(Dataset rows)
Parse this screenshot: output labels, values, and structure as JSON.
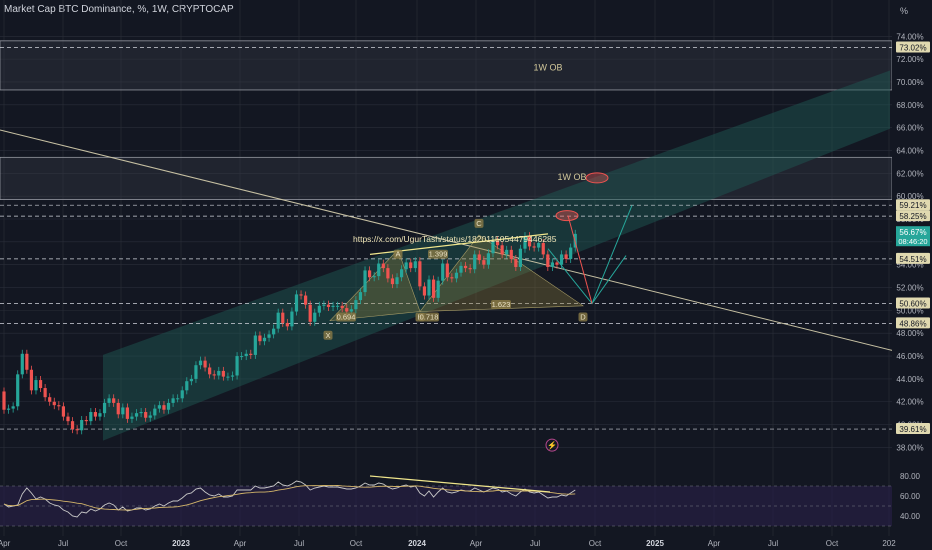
{
  "header": {
    "title": "Market Cap BTC Dominance, %, 1W, CRYPTOCAP"
  },
  "colors": {
    "background": "#131722",
    "up": "#26a69a",
    "down": "#ef5350",
    "channel": "#1f5d57",
    "grid": "#2a2e39",
    "yellow_line": "#f0e68c",
    "trend_line": "#c7c1a3",
    "label_bg": "#d1d4dc"
  },
  "chart_data": {
    "type": "candlestick",
    "title": "Market Cap BTC Dominance, %, 1W, CRYPTOCAP",
    "unit": "%",
    "x_ticks": [
      "Apr",
      "Jul",
      "Oct",
      "2023",
      "Apr",
      "Jul",
      "Oct",
      "2024",
      "Apr",
      "Jul",
      "Oct",
      "2025",
      "Apr",
      "Jul",
      "Oct",
      "202"
    ],
    "y_ticks": [
      "74.00%",
      "72.00%",
      "70.00%",
      "68.00%",
      "66.00%",
      "64.00%",
      "62.00%",
      "60.00%",
      "58.00%",
      "56.00%",
      "54.00%",
      "52.00%",
      "50.00%",
      "48.00%",
      "46.00%",
      "44.00%",
      "42.00%",
      "40.00%",
      "38.00%"
    ],
    "ylim": [
      37.6,
      75.6
    ],
    "price_labels": [
      {
        "text": "73.02%",
        "value": 73.02
      },
      {
        "text": "59.21%",
        "value": 59.21
      },
      {
        "text": "58.25%",
        "value": 58.25
      },
      {
        "text": "54.51%",
        "value": 54.51
      },
      {
        "text": "50.60%",
        "value": 50.6
      },
      {
        "text": "48.86%",
        "value": 48.86
      },
      {
        "text": "39.61%",
        "value": 39.61
      }
    ],
    "current": {
      "price": "56.67%",
      "countdown": "08:46:20"
    },
    "annotations": [
      {
        "text": "1W OB"
      },
      {
        "text": "1W OB"
      },
      {
        "text": "https://x.com/UgurTash/status/1820115054479446285"
      },
      {
        "text": "A"
      },
      {
        "text": "1.399"
      },
      {
        "text": "C"
      },
      {
        "text": "X"
      },
      {
        "text": "0.694"
      },
      {
        "text": "B"
      },
      {
        "text": "0.718"
      },
      {
        "text": "1.623"
      },
      {
        "text": "D"
      }
    ],
    "rsi": {
      "ticks": [
        "80.00",
        "60.00",
        "40.00"
      ],
      "ylim": [
        30,
        90
      ]
    },
    "series": [
      {
        "name": "BTC Dominance",
        "open": [
          42.9,
          41.3,
          41.4,
          41.6,
          44.4,
          46.2,
          44.8,
          43.0,
          43.9,
          43.2,
          42.4,
          42.0,
          41.7,
          41.6,
          40.7,
          40.3,
          39.6,
          39.5,
          40.4,
          40.3,
          41.1,
          40.7,
          41.0,
          41.9,
          42.3,
          41.9,
          40.9,
          41.5,
          40.5,
          40.7,
          41.0,
          41.1,
          40.6,
          40.8,
          41.4,
          41.7,
          41.3,
          41.9,
          42.3,
          42.3,
          43.0,
          43.8,
          44.0,
          45.2,
          45.6,
          45.0,
          44.4,
          44.3,
          44.7,
          44.2,
          44.2,
          44.3,
          46.0,
          46.0,
          46.2,
          46.1,
          47.8,
          47.3,
          47.6,
          47.9,
          48.4,
          49.8,
          48.9,
          48.6,
          49.9,
          51.4,
          51.3,
          50.5,
          49.0,
          49.8,
          50.4,
          50.5,
          50.3,
          50.4,
          50.4,
          50.2,
          49.9,
          50.1,
          50.9,
          51.6,
          53.5,
          52.9,
          53.0,
          54.1,
          53.7,
          52.8,
          52.3,
          52.9,
          53.6,
          54.2,
          53.7,
          54.3,
          52.1,
          51.3,
          52.7,
          51.1,
          52.6,
          54.1,
          52.9,
          52.8,
          53.3,
          53.9,
          53.7,
          53.6,
          54.9,
          54.4,
          54.0,
          55.0,
          56.1,
          55.7,
          54.9,
          55.3,
          54.5,
          53.8,
          55.4,
          56.5,
          55.6,
          55.5,
          55.9,
          54.9,
          53.8,
          54.2,
          54.0,
          54.9,
          54.5,
          55.5
        ],
        "close": [
          41.3,
          41.4,
          41.6,
          44.4,
          46.2,
          44.8,
          43.0,
          43.9,
          43.2,
          42.4,
          42.0,
          41.7,
          41.6,
          40.7,
          40.3,
          39.6,
          39.5,
          40.4,
          40.3,
          41.1,
          40.7,
          41.0,
          41.9,
          42.3,
          41.9,
          40.9,
          41.5,
          40.5,
          40.7,
          41.0,
          41.1,
          40.6,
          40.8,
          41.4,
          41.7,
          41.3,
          41.9,
          42.3,
          42.3,
          43.0,
          43.8,
          44.0,
          45.2,
          45.6,
          45.0,
          44.4,
          44.3,
          44.7,
          44.2,
          44.2,
          44.3,
          46.0,
          46.0,
          46.2,
          46.1,
          47.8,
          47.3,
          47.6,
          47.9,
          48.4,
          49.8,
          48.9,
          48.6,
          49.9,
          51.4,
          51.3,
          50.5,
          49.0,
          49.8,
          50.4,
          50.5,
          50.3,
          50.4,
          50.4,
          50.2,
          49.9,
          50.1,
          50.9,
          51.6,
          53.5,
          52.9,
          53.0,
          54.1,
          53.7,
          52.8,
          52.3,
          52.9,
          53.6,
          54.2,
          53.7,
          54.3,
          52.1,
          51.3,
          52.7,
          51.1,
          52.6,
          54.1,
          52.9,
          52.8,
          53.3,
          53.9,
          53.7,
          53.6,
          54.9,
          54.4,
          54.0,
          55.0,
          56.1,
          55.7,
          54.9,
          55.3,
          54.5,
          53.8,
          55.4,
          56.5,
          55.6,
          55.5,
          55.9,
          54.9,
          53.8,
          54.2,
          54.0,
          54.9,
          54.5,
          55.5,
          56.7
        ]
      },
      {
        "name": "RSI",
        "values": [
          52,
          49,
          50,
          51,
          62,
          68,
          63,
          57,
          59,
          57,
          53,
          51,
          50,
          46,
          44,
          40,
          39,
          44,
          43,
          47,
          45,
          47,
          51,
          53,
          51,
          46,
          49,
          45,
          46,
          48,
          48,
          46,
          47,
          50,
          52,
          50,
          53,
          55,
          55,
          58,
          62,
          63,
          67,
          68,
          64,
          61,
          60,
          62,
          59,
          59,
          60,
          66,
          66,
          66,
          66,
          70,
          68,
          68,
          69,
          70,
          74,
          71,
          70,
          72,
          75,
          74,
          71,
          66,
          68,
          69,
          70,
          69,
          69,
          69,
          68,
          67,
          67,
          68,
          70,
          73,
          71,
          71,
          73,
          72,
          69,
          67,
          68,
          70,
          71,
          69,
          70,
          63,
          60,
          65,
          59,
          64,
          68,
          64,
          63,
          64,
          66,
          65,
          65,
          68,
          66,
          64,
          66,
          68,
          67,
          64,
          65,
          62,
          60,
          64,
          67,
          64,
          63,
          64,
          61,
          58,
          59,
          59,
          61,
          60,
          63,
          66
        ]
      }
    ]
  }
}
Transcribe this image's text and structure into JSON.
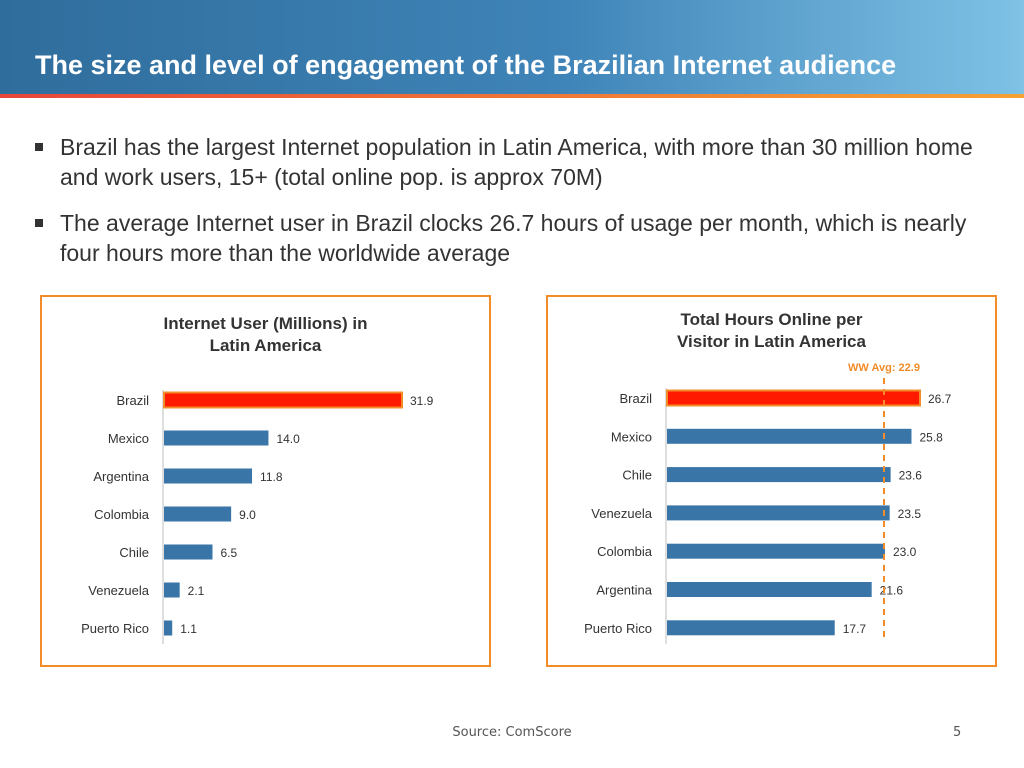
{
  "slide": {
    "title": "The size and level of engagement of the Brazilian Internet audience",
    "bullets": [
      "Brazil has the largest Internet population in Latin America, with more than 30 million home and work users, 15+ (total online pop. is approx 70M)",
      "The average Internet user in Brazil clocks 26.7 hours of usage per month, which is nearly four hours more than the worldwide average"
    ],
    "source": "Source:  ComScore",
    "page_number": "5"
  },
  "colors": {
    "header_start": "#2f6d9c",
    "header_end": "#7fc2e6",
    "accent_orange": "#f28c28",
    "bar_blue": "#3a75a7",
    "bar_highlight": "#ff1a00",
    "highlight_border": "#f28c28"
  },
  "chart_data": [
    {
      "type": "bar",
      "orientation": "horizontal",
      "title_lines": [
        "Internet User (Millions) in",
        "Latin America"
      ],
      "categories": [
        "Brazil",
        "Mexico",
        "Argentina",
        "Colombia",
        "Chile",
        "Venezuela",
        "Puerto Rico"
      ],
      "values": [
        31.9,
        14.0,
        11.8,
        9.0,
        6.5,
        2.1,
        1.1
      ],
      "value_labels": [
        "31.9",
        "14.0",
        "11.8",
        "9.0",
        "6.5",
        "2.1",
        "1.1"
      ],
      "highlight_category": "Brazil",
      "xlim": [
        0,
        31.9
      ]
    },
    {
      "type": "bar",
      "orientation": "horizontal",
      "title_lines": [
        "Total Hours Online per",
        "Visitor in Latin America"
      ],
      "categories": [
        "Brazil",
        "Mexico",
        "Chile",
        "Venezuela",
        "Colombia",
        "Argentina",
        "Puerto Rico"
      ],
      "values": [
        26.7,
        25.8,
        23.6,
        23.5,
        23.0,
        21.6,
        17.7
      ],
      "value_labels": [
        "26.7",
        "25.8",
        "23.6",
        "23.5",
        "23.0",
        "21.6",
        "17.7"
      ],
      "highlight_category": "Brazil",
      "xlim": [
        0,
        26.7
      ],
      "reference_line": {
        "value": 22.9,
        "label": "WW Avg: 22.9"
      }
    }
  ]
}
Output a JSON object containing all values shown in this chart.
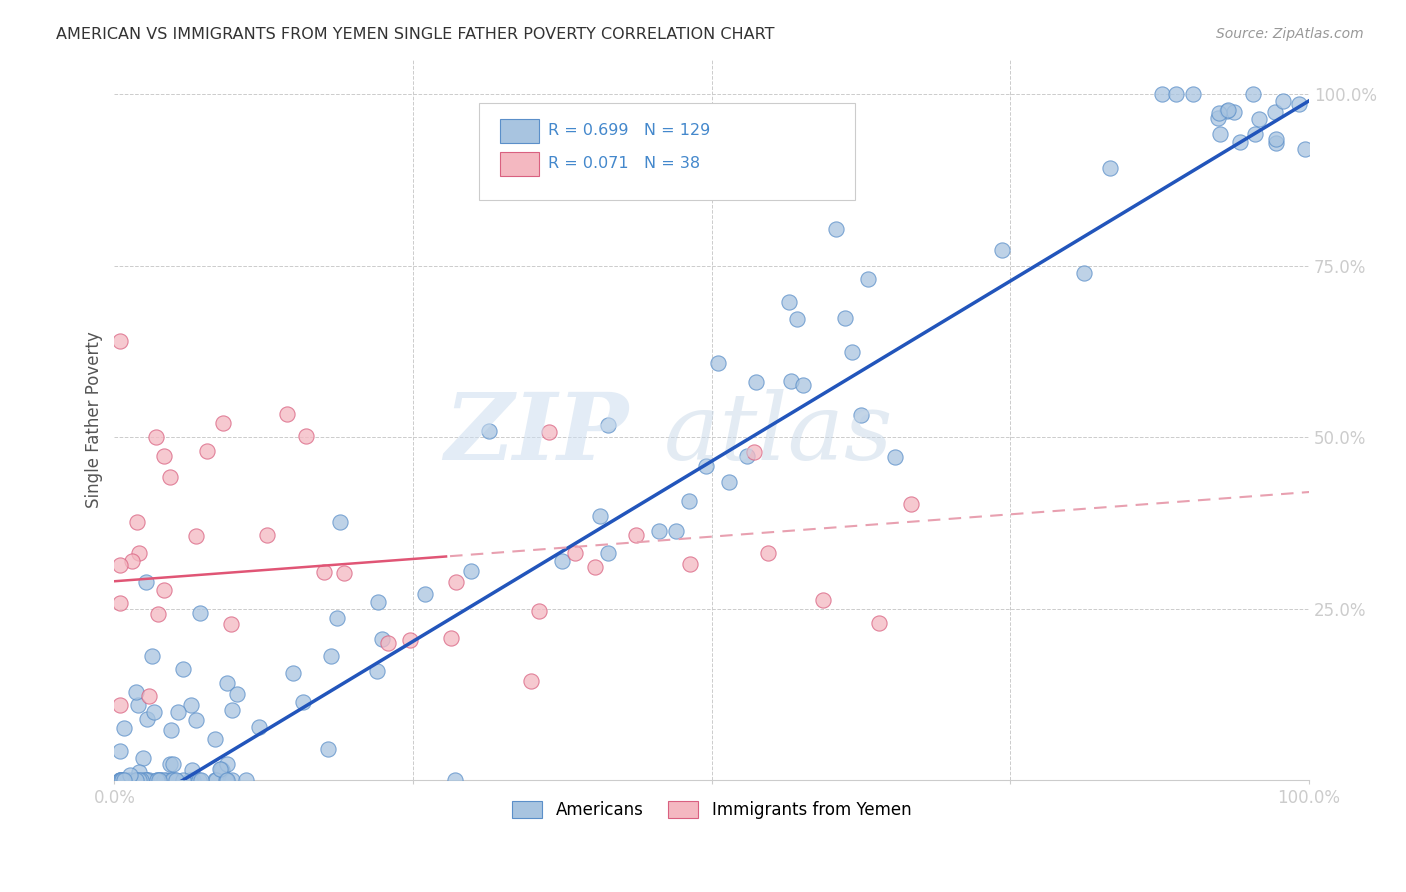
{
  "title": "AMERICAN VS IMMIGRANTS FROM YEMEN SINGLE FATHER POVERTY CORRELATION CHART",
  "source": "Source: ZipAtlas.com",
  "ylabel": "Single Father Poverty",
  "blue_R": 0.699,
  "blue_N": 129,
  "pink_R": 0.071,
  "pink_N": 38,
  "blue_color": "#a8c4e0",
  "blue_edge_color": "#5b8fc9",
  "pink_color": "#f4b8c1",
  "pink_edge_color": "#d96080",
  "blue_line_color": "#2255bb",
  "pink_line_color": "#e05575",
  "pink_dash_color": "#e8a0b0",
  "watermark_zip_color": "#ccddef",
  "watermark_atlas_color": "#c8d8e8",
  "background_color": "#ffffff",
  "grid_color": "#cccccc",
  "title_color": "#333333",
  "source_color": "#999999",
  "axis_label_color": "#4488cc",
  "ylabel_color": "#555555"
}
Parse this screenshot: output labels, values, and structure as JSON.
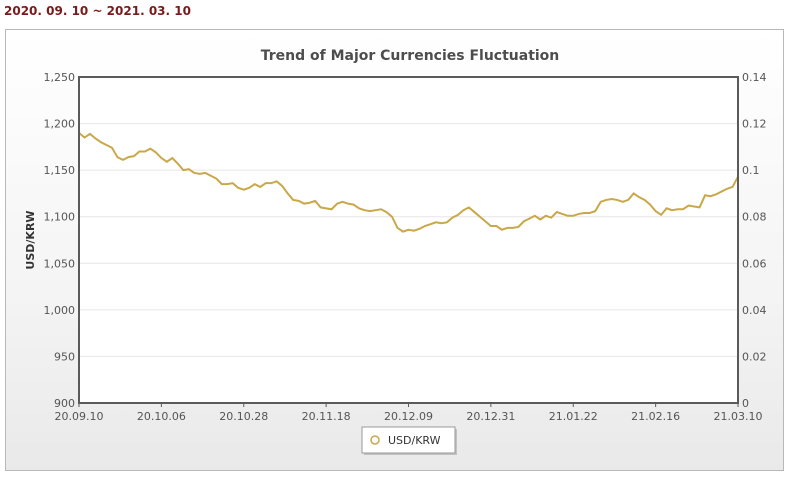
{
  "header": {
    "date_range": "2020. 09. 10 ~ 2021. 03. 10"
  },
  "colors": {
    "series": "#c9a84a",
    "frame": "#5a5a5a",
    "grid": "#e6e6e6"
  },
  "chart_data": {
    "type": "line",
    "title": "Trend of Major Currencies Fluctuation",
    "xlabel": "",
    "ylabel": "USD/KRW",
    "ylim": [
      900,
      1250
    ],
    "y_ticks": [
      "900",
      "950",
      "1,000",
      "1,050",
      "1,100",
      "1,150",
      "1,200",
      "1,250"
    ],
    "y2lim": [
      0,
      0.14
    ],
    "y2_ticks": [
      "0",
      "0.02",
      "0.04",
      "0.06",
      "0.08",
      "0.1",
      "0.12",
      "0.14"
    ],
    "x_ticks": [
      "20.09.10",
      "20.10.06",
      "20.10.28",
      "20.11.18",
      "20.12.09",
      "20.12.31",
      "21.01.22",
      "21.02.16",
      "21.03.10"
    ],
    "grid": "horizontal",
    "legend_position": "bottom-center",
    "series": [
      {
        "name": "USD/KRW",
        "values": [
          1190,
          1185,
          1189,
          1184,
          1180,
          1177,
          1174,
          1164,
          1161,
          1164,
          1165,
          1170,
          1170,
          1173,
          1169,
          1163,
          1159,
          1163,
          1157,
          1150,
          1151,
          1147,
          1146,
          1147,
          1144,
          1141,
          1135,
          1135,
          1136,
          1131,
          1129,
          1131,
          1135,
          1132,
          1136,
          1136,
          1138,
          1133,
          1125,
          1118,
          1117,
          1114,
          1115,
          1117,
          1110,
          1109,
          1108,
          1114,
          1116,
          1114,
          1113,
          1109,
          1107,
          1106,
          1107,
          1108,
          1105,
          1100,
          1088,
          1084,
          1086,
          1085,
          1087,
          1090,
          1092,
          1094,
          1093,
          1094,
          1099,
          1102,
          1107,
          1110,
          1105,
          1100,
          1095,
          1090,
          1090,
          1086,
          1088,
          1088,
          1089,
          1095,
          1098,
          1101,
          1097,
          1101,
          1099,
          1105,
          1103,
          1101,
          1101,
          1103,
          1104,
          1104,
          1106,
          1116,
          1118,
          1119,
          1118,
          1116,
          1118,
          1125,
          1121,
          1118,
          1113,
          1106,
          1102,
          1109,
          1107,
          1108,
          1108,
          1112,
          1111,
          1110,
          1123,
          1122,
          1124,
          1127,
          1130,
          1132,
          1143
        ]
      }
    ]
  }
}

[Aim]
In the entries above, find each line with the string "more" and copy it.

[Result for this exercise]
      "Brazil has the largest Internet population in Latin America, with more than 30 million home and work users, 15+ (total online pop. is approx 70M)",
      "The average Internet user in Brazil clocks 26.7 hours of usage per month, which is nearly four hours more than the worldwide average"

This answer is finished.